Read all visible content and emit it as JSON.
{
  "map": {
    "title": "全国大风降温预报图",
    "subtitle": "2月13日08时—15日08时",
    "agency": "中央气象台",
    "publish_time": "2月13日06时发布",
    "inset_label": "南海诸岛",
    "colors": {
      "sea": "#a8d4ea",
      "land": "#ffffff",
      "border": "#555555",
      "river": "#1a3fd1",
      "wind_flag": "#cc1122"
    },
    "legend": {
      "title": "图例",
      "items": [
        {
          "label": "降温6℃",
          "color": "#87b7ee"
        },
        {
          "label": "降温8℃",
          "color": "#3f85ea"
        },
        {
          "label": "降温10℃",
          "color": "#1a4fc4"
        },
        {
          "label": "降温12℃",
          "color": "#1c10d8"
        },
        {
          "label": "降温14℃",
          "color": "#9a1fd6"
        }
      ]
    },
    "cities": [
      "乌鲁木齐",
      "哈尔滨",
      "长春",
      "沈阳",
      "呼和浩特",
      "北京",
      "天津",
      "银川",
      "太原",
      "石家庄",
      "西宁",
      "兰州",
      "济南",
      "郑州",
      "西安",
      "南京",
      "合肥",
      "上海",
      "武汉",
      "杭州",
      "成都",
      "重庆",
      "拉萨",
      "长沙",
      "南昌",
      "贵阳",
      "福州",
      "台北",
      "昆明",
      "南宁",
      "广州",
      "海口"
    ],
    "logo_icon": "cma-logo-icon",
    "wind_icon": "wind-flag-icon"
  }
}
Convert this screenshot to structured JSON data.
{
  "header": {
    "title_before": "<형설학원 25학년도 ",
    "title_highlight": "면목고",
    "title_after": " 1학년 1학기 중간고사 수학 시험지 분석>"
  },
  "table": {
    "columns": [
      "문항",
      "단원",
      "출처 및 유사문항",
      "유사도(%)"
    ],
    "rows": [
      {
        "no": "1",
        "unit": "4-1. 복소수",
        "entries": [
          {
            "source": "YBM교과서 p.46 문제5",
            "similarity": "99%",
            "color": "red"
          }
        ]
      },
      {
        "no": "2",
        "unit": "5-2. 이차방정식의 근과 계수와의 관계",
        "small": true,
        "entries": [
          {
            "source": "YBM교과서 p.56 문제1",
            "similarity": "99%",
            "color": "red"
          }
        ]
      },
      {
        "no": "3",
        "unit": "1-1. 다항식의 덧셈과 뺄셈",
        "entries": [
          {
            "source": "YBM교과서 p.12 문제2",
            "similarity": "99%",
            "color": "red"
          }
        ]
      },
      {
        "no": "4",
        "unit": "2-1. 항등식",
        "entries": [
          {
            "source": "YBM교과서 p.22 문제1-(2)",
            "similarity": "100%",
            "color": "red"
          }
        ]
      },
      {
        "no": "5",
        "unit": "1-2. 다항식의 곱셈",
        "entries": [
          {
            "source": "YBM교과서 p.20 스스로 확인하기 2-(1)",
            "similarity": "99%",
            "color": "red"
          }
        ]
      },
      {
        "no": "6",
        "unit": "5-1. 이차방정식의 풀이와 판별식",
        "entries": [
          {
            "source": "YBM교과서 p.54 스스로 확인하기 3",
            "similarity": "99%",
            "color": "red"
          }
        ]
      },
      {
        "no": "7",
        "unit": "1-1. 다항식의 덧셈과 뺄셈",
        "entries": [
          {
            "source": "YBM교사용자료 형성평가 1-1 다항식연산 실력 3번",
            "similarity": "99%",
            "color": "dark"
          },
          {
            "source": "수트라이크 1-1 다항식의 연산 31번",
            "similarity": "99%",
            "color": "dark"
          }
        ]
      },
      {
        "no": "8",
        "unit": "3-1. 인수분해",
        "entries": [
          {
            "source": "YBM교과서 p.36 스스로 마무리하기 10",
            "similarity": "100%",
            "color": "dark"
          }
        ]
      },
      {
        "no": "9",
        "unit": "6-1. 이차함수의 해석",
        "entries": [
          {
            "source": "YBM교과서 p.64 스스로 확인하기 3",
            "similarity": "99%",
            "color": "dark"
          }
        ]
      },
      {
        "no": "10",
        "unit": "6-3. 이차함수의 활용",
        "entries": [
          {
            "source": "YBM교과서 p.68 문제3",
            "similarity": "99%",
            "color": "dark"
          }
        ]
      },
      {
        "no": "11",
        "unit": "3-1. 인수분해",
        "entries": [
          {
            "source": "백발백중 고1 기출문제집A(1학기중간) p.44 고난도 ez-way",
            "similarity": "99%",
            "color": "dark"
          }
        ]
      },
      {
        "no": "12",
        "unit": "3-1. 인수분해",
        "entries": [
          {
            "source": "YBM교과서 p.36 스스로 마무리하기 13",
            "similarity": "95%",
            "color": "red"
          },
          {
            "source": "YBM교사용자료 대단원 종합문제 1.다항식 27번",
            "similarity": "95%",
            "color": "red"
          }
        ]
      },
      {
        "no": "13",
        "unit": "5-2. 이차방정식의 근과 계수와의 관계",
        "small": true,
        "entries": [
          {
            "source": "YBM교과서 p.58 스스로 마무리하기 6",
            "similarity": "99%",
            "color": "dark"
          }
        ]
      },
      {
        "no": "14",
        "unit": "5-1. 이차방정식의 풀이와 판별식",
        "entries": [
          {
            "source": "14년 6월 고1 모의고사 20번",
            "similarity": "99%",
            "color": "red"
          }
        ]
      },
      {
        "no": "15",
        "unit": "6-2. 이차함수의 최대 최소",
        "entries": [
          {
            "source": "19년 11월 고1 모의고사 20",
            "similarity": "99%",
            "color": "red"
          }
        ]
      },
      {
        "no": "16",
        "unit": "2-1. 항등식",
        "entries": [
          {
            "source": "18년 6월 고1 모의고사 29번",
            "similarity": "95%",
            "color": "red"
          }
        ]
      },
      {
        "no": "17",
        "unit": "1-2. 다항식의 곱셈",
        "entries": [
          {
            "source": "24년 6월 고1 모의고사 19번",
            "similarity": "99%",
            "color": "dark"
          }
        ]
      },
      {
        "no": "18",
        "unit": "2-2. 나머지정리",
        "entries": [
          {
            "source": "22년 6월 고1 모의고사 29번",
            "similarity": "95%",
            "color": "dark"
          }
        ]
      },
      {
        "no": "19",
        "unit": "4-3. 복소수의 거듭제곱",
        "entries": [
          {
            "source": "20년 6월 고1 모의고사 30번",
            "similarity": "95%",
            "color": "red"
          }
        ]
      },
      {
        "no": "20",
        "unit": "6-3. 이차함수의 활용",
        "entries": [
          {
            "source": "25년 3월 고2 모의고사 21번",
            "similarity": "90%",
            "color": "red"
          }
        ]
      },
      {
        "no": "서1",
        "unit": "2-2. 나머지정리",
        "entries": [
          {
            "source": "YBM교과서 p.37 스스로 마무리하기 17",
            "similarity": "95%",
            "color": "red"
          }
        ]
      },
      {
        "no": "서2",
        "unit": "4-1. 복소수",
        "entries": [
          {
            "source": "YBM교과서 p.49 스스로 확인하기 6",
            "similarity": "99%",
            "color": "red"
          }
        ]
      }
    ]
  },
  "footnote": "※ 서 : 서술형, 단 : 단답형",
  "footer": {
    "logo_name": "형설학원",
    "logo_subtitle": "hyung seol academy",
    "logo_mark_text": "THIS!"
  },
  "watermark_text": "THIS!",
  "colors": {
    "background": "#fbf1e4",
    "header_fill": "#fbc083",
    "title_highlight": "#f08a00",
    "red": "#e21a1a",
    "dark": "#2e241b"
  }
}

***

■ Exercise instructions:
Go over the records above and tally each line that includes "JSON". Give the total by itself.

■ Response to the exercise:
2